PROVIDED DATA:

○ ○ ○

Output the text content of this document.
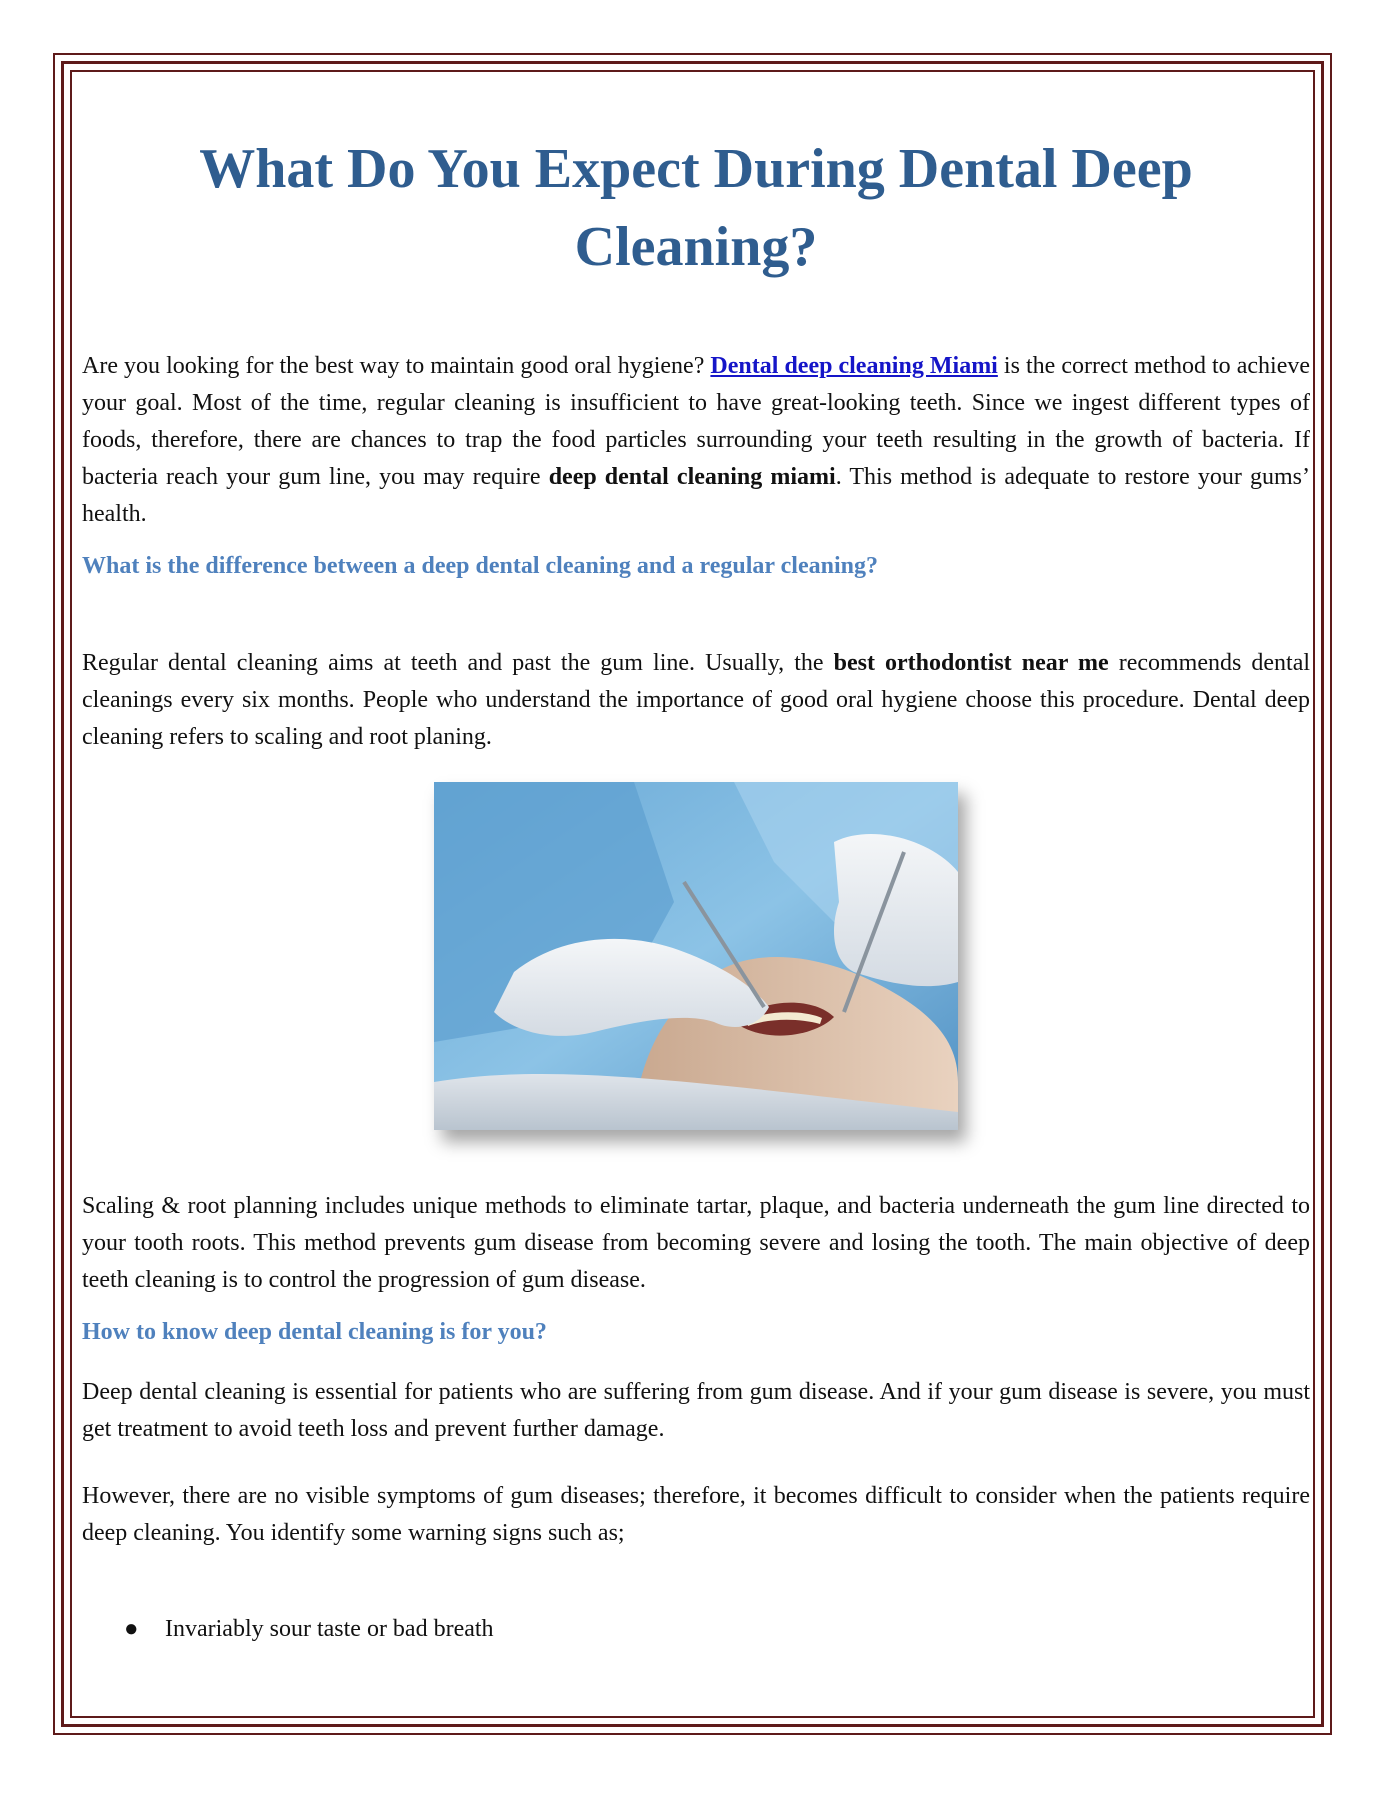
What Do You Expect During Dental Deep Cleaning?

Are you looking for the best way to maintain good oral hygiene? Dental deep cleaning Miami is the correct method to achieve your goal. Most of the time, regular cleaning is insufficient to have great-looking teeth. Since we ingest different types of foods, therefore, there are chances to trap the food particles surrounding your teeth resulting in the growth of bacteria. If bacteria reach your gum line, you may require deep dental cleaning miami. This method is adequate to restore your gums’ health.

What is the difference between a deep dental cleaning and a regular cleaning?

Regular dental cleaning aims at teeth and past the gum line. Usually, the best orthodontist near me recommends dental cleanings every six months. People who understand the importance of good oral hygiene choose this procedure. Dental deep cleaning refers to scaling and root planing.

Scaling & root planning includes unique methods to eliminate tartar, plaque, and bacteria underneath the gum line directed to your tooth roots. This method prevents gum disease from becoming severe and losing the tooth. The main objective of deep teeth cleaning is to control the progression of gum disease.

How to know deep dental cleaning is for you?

Deep dental cleaning is essential for patients who are suffering from gum disease. And if your gum disease is severe, you must get treatment to avoid teeth loss and prevent further damage.

However, there are no visible symptoms of gum diseases; therefore, it becomes difficult to consider when the patients require deep cleaning. You identify some warning signs such as;

● Invariably sour taste or bad breath
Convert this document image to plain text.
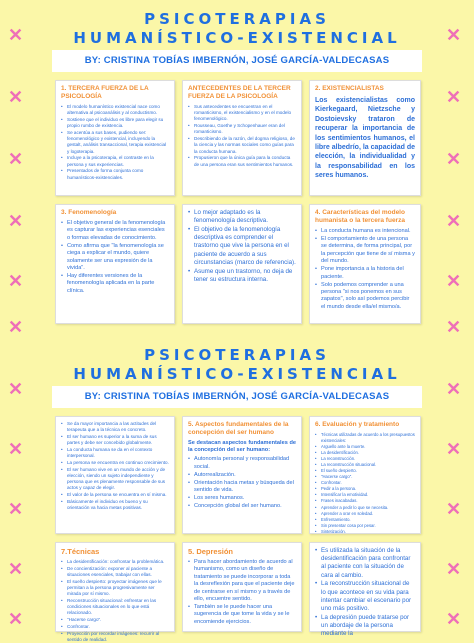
✕	✕
✕	✕
✕	✕
✕	✕
✕	✕
✕	✕
✕	✕
✕	✕
✕	✕
✕	✕
✕	✕
PSICOTERAPIAS
HUMANÍSTICO-EXISTENCIAL
BY: CRISTINA TOBÍAS IMBERNÓN, JOSÉ GARCÍA-VALDECASAS
1. TERCERA FUERZA DE LA PSICOLOGÍA
• El modelo humanístico existencial nace como alternativa al psicoanálisis y al conductismo.
• Sostiene que el individuo es libre para elegir su propio rumbo de existencia.
• Se acentúa a sus bases, pudiendo ser: fenomenológico y existencial, incluyendo la gestalt, análisis transaccional, terapia existencial y logoterapia.
• Incluye a la psicoterapia, el contraste en la persona y sus experiencias.
• Presentados de forma conjunta como humanísticos-existenciales.
ANTECEDENTES DE LA TERCER FUERZA DE LA PSICOLOGÍA
• Sus antecedentes se encuentran en el romanticismo, el existencialismo y en el modelo fenomenológico.
• Rousseau, Goethe y Schopenhauer eran del romanticismo.
• Describiendo de la razón, del dogma religioso, de la ciencia y las normas sociales como guías para la conducta humana.
• Propusieron que la única guía para la conducta de una persona eran sus sentimientos humanos.
2. EXISTENCIALISTAS

Los existencialistas como Kierkegaard, Nietzsche y Dostoievsky trataron de recuperar la importancia de los sentimientos humanos, el libre albedrío, la capacidad de elección, la individualidad y la responsabilidad en los seres humanos.

3. Fenomenología
• El objetivo general de la fenomenología es capturar las experiencias esenciales o formas elevadas de conocimiento.
• Como afirma que "la fenomenología se ciega a explicar el mundo, quiere solamente ser una expresión de la vivida".
• Hay diferentes versiones de la fenomenología aplicada en la parte clínica.
• Lo mejor adaptado es la fenomenología descriptiva.
• El objetivo de la fenomenología descriptiva es comprender el trastorno que vive la persona en el paciente de acuerdo a sus circunstancias (marco de referencia).
• Asume que un trastorno, no deja de tener su estructura interna.
4. Características del modelo humanista o la tercera fuerza
• La conducta humana es intencional.
• El comportamiento de una persona se determina, de forma principal, por la percepción que tiene de sí misma y del mundo.
• Pone importancia a la historia del paciente.
• Solo podemos comprender a una persona "si nos ponemos en sus zapatos", solo así podemos percibir el mundo desde ella/el mismo/a.
PSICOTERAPIAS
HUMANÍSTICO-EXISTENCIAL
BY: CRISTINA TOBÍAS IMBERNÓN, JOSÉ GARCÍA-VALDECASAS
• Se da mayor importancia a las actitudes del terapeuta que a la técnica en concreto.
• El ser humano es superior a la suma de sus partes y debe ser concebido globalmente.
• La conducta humana se da en el contexto interpersonal.
• La persona se encuentra en continuo crecimiento.
• El ser humano vive en un mundo de acción y de elección, siendo un sujeto independiente y persona que es plenamente responsable de sus actos y capaz de elegir.
• El valor de la persona se encuentra en sí misma.
• Básicamente el individuo es bueno y su orientación va hacia metas positivas.
5. Aspectos fundamentales de la concepción del ser humano

Se destacan aspectos fundamentales de la concepción del ser humano:

• Autonomía personal y responsabilidad social.
• Autorrealización.
• Orientación hacia metas y búsqueda del sentido de vida.
• Los seres humanos.
• Concepción global del ser humano.
6. Evaluación y tratamiento
• Técnicas utilizadas de acuerdo a los presupuestos existenciales:
• Arguello ante la muerte.
• La desidentificación.
• La reconstrucción.
• La reconstrucción situacional.
• El sueño despierto.
• "Hacerse cargo".
• Confrontar.
• Pedir a la persona.
• Intensificar la emotividad.
• Frases inacabadas.
• Aprender a pedir lo que se necesita.
• Aprender a orar en soledad.
• Enfrentamiento.
• Sin presentar cosa por pesar.
• Sintetización.
7.Técnicas
• La desidentificación: confrontar la problemática.
• De concientización: exponer al paciente a situaciones esenciales, trabajar con ellas.
• El sueño despierto: proyectar imágenes que le permitan a la persona progresivamente ser mirada por sí mismo.
• Reconstrucción situacional: enfrentar en las condiciones situacionales en lo que está relacionado.
• "Hacerse cargo".
• Confrontar.
• Proyección por recordar imágenes: recurrir al sentido de realidad.
5. Depresión
• Para hacer abordamiento de acuerdo al humanismo, como un diseño de tratamiento se puede incorporar a toda la desreflexión para que el paciente deje de centrarse en sí mismo y a través de ello, encuentre sentido.
• También se le puede hacer una sugerencia de que tome la vida y se le encomiende ejercicios.
• Es utilizada la situación de la desidentificación para confrontar al paciente con la situación de cara al cambio.
• La reconstrucción situacional de lo que acontece en su vida para intentar cambiar el escenario por uno más positivo.
• La depresión puede tratarse por un abordaje de la persona mediante la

○ ○ ○

Print the whole listing above once more, word for word, without its pictures.

Output the text content of this document.
What Do You Expect During Dental Deep Cleaning?

Are you looking for the best way to maintain good oral hygiene? Dental deep cleaning Miami is the correct method to achieve your goal. Most of the time, regular cleaning is insufficient to have great-looking teeth. Since we ingest different types of foods, therefore, there are chances to trap the food particles surrounding your teeth resulting in the growth of bacteria. If bacteria reach your gum line, you may require deep dental cleaning miami. This method is adequate to restore your gums’ health.

What is the difference between a deep dental cleaning and a regular cleaning?

Regular dental cleaning aims at teeth and past the gum line. Usually, the best orthodontist near me recommends dental cleanings every six months. People who understand the importance of good oral hygiene choose this procedure. Dental deep cleaning refers to scaling and root planing.

Scaling & root planning includes unique methods to eliminate tartar, plaque, and bacteria underneath the gum line directed to your tooth roots. This method prevents gum disease from becoming severe and losing the tooth. The main objective of deep teeth cleaning is to control the progression of gum disease.

How to know deep dental cleaning is for you?

Deep dental cleaning is essential for patients who are suffering from gum disease. And if your gum disease is severe, you must get treatment to avoid teeth loss and prevent further damage.

However, there are no visible symptoms of gum diseases; therefore, it becomes difficult to consider when the patients require deep cleaning. You identify some warning signs such as;

● Invariably sour taste or bad breath
Convert this document image to plain text.
✕	✕
✕	✕
✕	✕
✕	✕
✕	✕
✕	✕
✕	✕
✕	✕
✕	✕
✕	✕
✕	✕
PSICOTERAPIAS
HUMANÍSTICO-EXISTENCIAL
BY: CRISTINA TOBÍAS IMBERNÓN, JOSÉ GARCÍA-VALDECASAS
1. TERCERA FUERZA DE LA PSICOLOGÍA
• El modelo humanístico existencial nace como alternativa al psicoanálisis y al conductismo.
• Sostiene que el individuo es libre para elegir su propio rumbo de existencia.
• Se acentúa a sus bases, pudiendo ser: fenomenológico y existencial, incluyendo la gestalt, análisis transaccional, terapia existencial y logoterapia.
• Incluye a la psicoterapia, el contraste en la persona y sus experiencias.
• Presentados de forma conjunta como humanísticos-existenciales.
ANTECEDENTES DE LA TERCER FUERZA DE LA PSICOLOGÍA
• Sus antecedentes se encuentran en el romanticismo, el existencialismo y en el modelo fenomenológico.
• Rousseau, Goethe y Schopenhauer eran del romanticismo.
• Describiendo de la razón, del dogma religioso, de la ciencia y las normas sociales como guías para la conducta humana.
• Propusieron que la única guía para la conducta de una persona eran sus sentimientos humanos.
2. EXISTENCIALISTAS

Los existencialistas como Kierkegaard, Nietzsche y Dostoievsky trataron de recuperar la importancia de los sentimientos humanos, el libre albedrío, la capacidad de elección, la individualidad y la responsabilidad en los seres humanos.

3. Fenomenología
• El objetivo general de la fenomenología es capturar las experiencias esenciales o formas elevadas de conocimiento.
• Como afirma que "la fenomenología se ciega a explicar el mundo, quiere solamente ser una expresión de la vivida".
• Hay diferentes versiones de la fenomenología aplicada en la parte clínica.
• Lo mejor adaptado es la fenomenología descriptiva.
• El objetivo de la fenomenología descriptiva es comprender el trastorno que vive la persona en el paciente de acuerdo a sus circunstancias (marco de referencia).
• Asume que un trastorno, no deja de tener su estructura interna.
4. Características del modelo humanista o la tercera fuerza
• La conducta humana es intencional.
• El comportamiento de una persona se determina, de forma principal, por la percepción que tiene de sí misma y del mundo.
• Pone importancia a la historia del paciente.
• Solo podemos comprender a una persona "si nos ponemos en sus zapatos", solo así podemos percibir el mundo desde ella/el mismo/a.
PSICOTERAPIAS
HUMANÍSTICO-EXISTENCIAL
BY: CRISTINA TOBÍAS IMBERNÓN, JOSÉ GARCÍA-VALDECASAS
• Se da mayor importancia a las actitudes del terapeuta que a la técnica en concreto.
• El ser humano es superior a la suma de sus partes y debe ser concebido globalmente.
• La conducta humana se da en el contexto interpersonal.
• La persona se encuentra en continuo crecimiento.
• El ser humano vive en un mundo de acción y de elección, siendo un sujeto independiente y persona que es plenamente responsable de sus actos y capaz de elegir.
• El valor de la persona se encuentra en sí misma.
• Básicamente el individuo es bueno y su orientación va hacia metas positivas.
5. Aspectos fundamentales de la concepción del ser humano

Se destacan aspectos fundamentales de la concepción del ser humano:

• Autonomía personal y responsabilidad social.
• Autorrealización.
• Orientación hacia metas y búsqueda del sentido de vida.
• Los seres humanos.
• Concepción global del ser humano.
6. Evaluación y tratamiento
• Técnicas utilizadas de acuerdo a los presupuestos existenciales:
• Arguello ante la muerte.
• La desidentificación.
• La reconstrucción.
• La reconstrucción situacional.
• El sueño despierto.
• "Hacerse cargo".
• Confrontar.
• Pedir a la persona.
• Intensificar la emotividad.
• Frases inacabadas.
• Aprender a pedir lo que se necesita.
• Aprender a orar en soledad.
• Enfrentamiento.
• Sin presentar cosa por pesar.
• Sintetización.
7.Técnicas
• La desidentificación: confrontar la problemática.
• De concientización: exponer al paciente a situaciones esenciales, trabajar con ellas.
• El sueño despierto: proyectar imágenes que le permitan a la persona progresivamente ser mirada por sí mismo.
• Reconstrucción situacional: enfrentar en las condiciones situacionales en lo que está relacionado.
• "Hacerse cargo".
• Confrontar.
• Proyección por recordar imágenes: recurrir al sentido de realidad.
5. Depresión
• Para hacer abordamiento de acuerdo al humanismo, como un diseño de tratamiento se puede incorporar a toda la desreflexión para que el paciente deje de centrarse en sí mismo y a través de ello, encuentre sentido.
• También se le puede hacer una sugerencia de que tome la vida y se le encomiende ejercicios.
• Es utilizada la situación de la desidentificación para confrontar al paciente con la situación de cara al cambio.
• La reconstrucción situacional de lo que acontece en su vida para intentar cambiar el escenario por uno más positivo.
• La depresión puede tratarse por un abordaje de la persona mediante la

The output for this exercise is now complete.